THE REQUEST
Go through the entries below and print each one exactly, leaving out pictures.

DATA SHOWN
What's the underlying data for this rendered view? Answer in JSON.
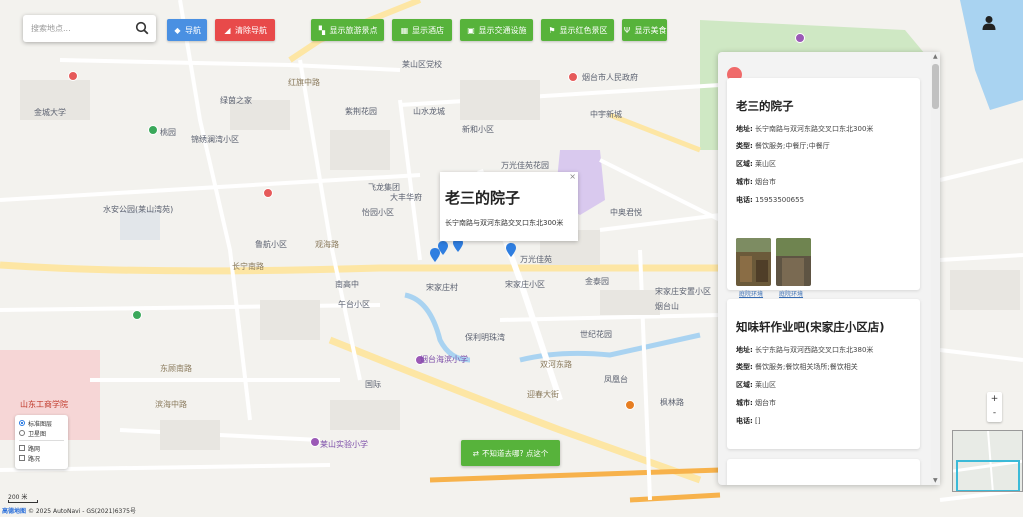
{
  "search": {
    "placeholder": "搜索地点..."
  },
  "toolbar": {
    "nav": "导航",
    "clear_nav": "清除导航",
    "scenic": "显示旅游景点",
    "hotel": "显示酒店",
    "transit": "显示交通设施",
    "red": "显示红色景区",
    "food": "显示美食"
  },
  "popup": {
    "title": "老三的院子",
    "address": "长宁南路与双河东路交叉口东北300米",
    "close": "×"
  },
  "panel": {
    "cards": [
      {
        "title": "老三的院子",
        "address_label": "地址:",
        "address": "长宁南路与双河东路交叉口东北300米",
        "type_label": "类型:",
        "type": "餐饮服务;中餐厅;中餐厅",
        "district_label": "区域:",
        "district": "莱山区",
        "city_label": "城市:",
        "city": "烟台市",
        "phone_label": "电话:",
        "phone": "15953500655",
        "photos": [
          "庭院环境",
          "庭院环境"
        ]
      },
      {
        "title": "知味轩作业吧(宋家庄小区店)",
        "address_label": "地址:",
        "address": "长宁东路与双河西路交叉口东北380米",
        "type_label": "类型:",
        "type": "餐饮服务;餐饮相关场所;餐饮相关",
        "district_label": "区域:",
        "district": "莱山区",
        "city_label": "城市:",
        "city": "烟台市",
        "phone_label": "电话:",
        "phone": "[]"
      }
    ]
  },
  "layers": {
    "standard": "标准图层",
    "satellite": "卫星图",
    "roadnet": "路网",
    "traffic": "路况"
  },
  "toast": {
    "text": "不知道去哪? 点这个"
  },
  "scale": {
    "label": "200 米"
  },
  "copyright": {
    "logo": "高德地图",
    "text": "© 2025 AutoNavi - GS(2021)6375号"
  },
  "zoom": {
    "in": "+",
    "out": "-"
  },
  "map_labels": {
    "l1": "莱山区党校",
    "l2": "烟台市人民政府",
    "l3": "金城大学",
    "l4": "中宇新城",
    "l5": "绿茵之家",
    "l6": "紫荆花园",
    "l7": "红旗中路",
    "l8": "山水龙城",
    "l9": "新和小区",
    "l10": "大丰华府",
    "l11": "飞龙集团",
    "l12": "万光佳苑花园",
    "l13": "中奥君悦",
    "l14": "怡园小区",
    "l15": "锦绣澜湾小区",
    "l16": "桃园",
    "l17": "水安公园(莱山湾苑)",
    "l18": "鲁航小区",
    "l19": "宋家庄村",
    "l20": "观海路",
    "l21": "万光佳苑",
    "l22": "金泰园",
    "l23": "东顾南路",
    "l24": "宋家庄小区",
    "l25": "南高中",
    "l26": "午台小区",
    "l27": "保利明珠湾",
    "l28": "宋家庄安置小区",
    "l29": "烟台山",
    "l30": "世纪花园",
    "l31": "烟台海滨小学",
    "l32": "双河东路",
    "l33": "山东工商学院",
    "l34": "长宁南路",
    "l35": "迎春大街",
    "l36": "滨海中路",
    "l37": "枫林路",
    "l38": "莱山实验小学",
    "l39": "国际",
    "l40": "凤凰台"
  },
  "colors": {
    "primary_blue": "#4a90e2",
    "danger_red": "#e84a4a",
    "success_green": "#57b33b",
    "panel_dot": "#f06a6a"
  }
}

ANSWER TO THIS EXERCISE
What's the underlying data for this rendered view? Answer in JSON.
{
  "search": {
    "placeholder": "搜索地点..."
  },
  "toolbar": {
    "nav": "导航",
    "clear_nav": "清除导航",
    "scenic": "显示旅游景点",
    "hotel": "显示酒店",
    "transit": "显示交通设施",
    "red": "显示红色景区",
    "food": "显示美食"
  },
  "popup": {
    "title": "老三的院子",
    "address": "长宁南路与双河东路交叉口东北300米",
    "close": "×"
  },
  "panel": {
    "cards": [
      {
        "title": "老三的院子",
        "address_label": "地址:",
        "address": "长宁南路与双河东路交叉口东北300米",
        "type_label": "类型:",
        "type": "餐饮服务;中餐厅;中餐厅",
        "district_label": "区域:",
        "district": "莱山区",
        "city_label": "城市:",
        "city": "烟台市",
        "phone_label": "电话:",
        "phone": "15953500655",
        "photos": [
          "庭院环境",
          "庭院环境"
        ]
      },
      {
        "title": "知味轩作业吧(宋家庄小区店)",
        "address_label": "地址:",
        "address": "长宁东路与双河西路交叉口东北380米",
        "type_label": "类型:",
        "type": "餐饮服务;餐饮相关场所;餐饮相关",
        "district_label": "区域:",
        "district": "莱山区",
        "city_label": "城市:",
        "city": "烟台市",
        "phone_label": "电话:",
        "phone": "[]"
      }
    ]
  },
  "layers": {
    "standard": "标准图层",
    "satellite": "卫星图",
    "roadnet": "路网",
    "traffic": "路况"
  },
  "toast": {
    "text": "不知道去哪? 点这个"
  },
  "scale": {
    "label": "200 米"
  },
  "copyright": {
    "logo": "高德地图",
    "text": "© 2025 AutoNavi - GS(2021)6375号"
  },
  "zoom": {
    "in": "+",
    "out": "-"
  },
  "map_labels": {
    "l1": "莱山区党校",
    "l2": "烟台市人民政府",
    "l3": "金城大学",
    "l4": "中宇新城",
    "l5": "绿茵之家",
    "l6": "紫荆花园",
    "l7": "红旗中路",
    "l8": "山水龙城",
    "l9": "新和小区",
    "l10": "大丰华府",
    "l11": "飞龙集团",
    "l12": "万光佳苑花园",
    "l13": "中奥君悦",
    "l14": "怡园小区",
    "l15": "锦绣澜湾小区",
    "l16": "桃园",
    "l17": "水安公园(莱山湾苑)",
    "l18": "鲁航小区",
    "l19": "宋家庄村",
    "l20": "观海路",
    "l21": "万光佳苑",
    "l22": "金泰园",
    "l23": "东顾南路",
    "l24": "宋家庄小区",
    "l25": "南高中",
    "l26": "午台小区",
    "l27": "保利明珠湾",
    "l28": "宋家庄安置小区",
    "l29": "烟台山",
    "l30": "世纪花园",
    "l31": "烟台海滨小学",
    "l32": "双河东路",
    "l33": "山东工商学院",
    "l34": "长宁南路",
    "l35": "迎春大街",
    "l36": "滨海中路",
    "l37": "枫林路",
    "l38": "莱山实验小学",
    "l39": "国际",
    "l40": "凤凰台"
  },
  "colors": {
    "primary_blue": "#4a90e2",
    "danger_red": "#e84a4a",
    "success_green": "#57b33b",
    "panel_dot": "#f06a6a"
  }
}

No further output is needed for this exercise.